▶ Dataset rows
[Start]

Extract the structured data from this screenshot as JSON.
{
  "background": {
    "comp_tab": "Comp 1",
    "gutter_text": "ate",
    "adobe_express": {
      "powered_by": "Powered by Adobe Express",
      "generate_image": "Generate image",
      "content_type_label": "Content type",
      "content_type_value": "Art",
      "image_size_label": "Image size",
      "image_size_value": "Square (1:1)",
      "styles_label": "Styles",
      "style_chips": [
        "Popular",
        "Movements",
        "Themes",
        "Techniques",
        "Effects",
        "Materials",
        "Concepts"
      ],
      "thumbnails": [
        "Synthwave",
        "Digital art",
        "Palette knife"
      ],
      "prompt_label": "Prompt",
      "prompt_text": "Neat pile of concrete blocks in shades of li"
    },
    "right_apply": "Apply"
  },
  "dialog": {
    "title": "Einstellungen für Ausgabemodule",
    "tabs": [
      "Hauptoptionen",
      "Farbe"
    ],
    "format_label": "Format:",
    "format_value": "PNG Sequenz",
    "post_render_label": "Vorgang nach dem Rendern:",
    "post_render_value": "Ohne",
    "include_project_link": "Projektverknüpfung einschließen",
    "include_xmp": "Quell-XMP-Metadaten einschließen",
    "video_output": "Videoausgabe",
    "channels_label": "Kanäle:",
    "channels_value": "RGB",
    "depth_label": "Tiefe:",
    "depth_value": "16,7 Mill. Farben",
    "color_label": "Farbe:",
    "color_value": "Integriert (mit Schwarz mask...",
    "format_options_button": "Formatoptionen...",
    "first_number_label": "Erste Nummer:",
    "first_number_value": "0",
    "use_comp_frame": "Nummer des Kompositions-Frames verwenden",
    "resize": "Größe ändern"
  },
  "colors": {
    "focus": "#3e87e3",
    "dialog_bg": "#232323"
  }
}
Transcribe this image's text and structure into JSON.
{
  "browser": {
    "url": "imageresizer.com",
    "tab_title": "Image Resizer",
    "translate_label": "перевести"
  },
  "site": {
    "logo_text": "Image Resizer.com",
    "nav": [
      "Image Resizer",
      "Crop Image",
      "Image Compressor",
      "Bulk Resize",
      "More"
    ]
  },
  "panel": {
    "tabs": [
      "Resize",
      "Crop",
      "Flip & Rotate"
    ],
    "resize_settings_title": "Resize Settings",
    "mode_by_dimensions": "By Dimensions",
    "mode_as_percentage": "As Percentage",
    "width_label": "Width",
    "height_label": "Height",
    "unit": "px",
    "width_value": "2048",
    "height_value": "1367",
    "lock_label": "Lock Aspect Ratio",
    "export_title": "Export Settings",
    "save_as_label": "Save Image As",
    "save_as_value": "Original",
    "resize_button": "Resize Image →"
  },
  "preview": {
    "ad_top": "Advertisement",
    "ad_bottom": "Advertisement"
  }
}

[End]

▶ What is asked
Only the lines from the one containing "Transcribe this image's" through the end of the entries above belong in the answer; repeat them exactly.

▶ The completed task
Transcribe this image's text and structure into JSON.
{
  "browser": {
    "url": "imageresizer.com",
    "tab_title": "Image Resizer",
    "translate_label": "перевести"
  },
  "site": {
    "logo_text": "Image Resizer.com",
    "nav": [
      "Image Resizer",
      "Crop Image",
      "Image Compressor",
      "Bulk Resize",
      "More"
    ]
  },
  "panel": {
    "tabs": [
      "Resize",
      "Crop",
      "Flip & Rotate"
    ],
    "resize_settings_title": "Resize Settings",
    "mode_by_dimensions": "By Dimensions",
    "mode_as_percentage": "As Percentage",
    "width_label": "Width",
    "height_label": "Height",
    "unit": "px",
    "width_value": "2048",
    "height_value": "1367",
    "lock_label": "Lock Aspect Ratio",
    "export_title": "Export Settings",
    "save_as_label": "Save Image As",
    "save_as_value": "Original",
    "resize_button": "Resize Image →"
  },
  "preview": {
    "ad_top": "Advertisement",
    "ad_bottom": "Advertisement"
  }
}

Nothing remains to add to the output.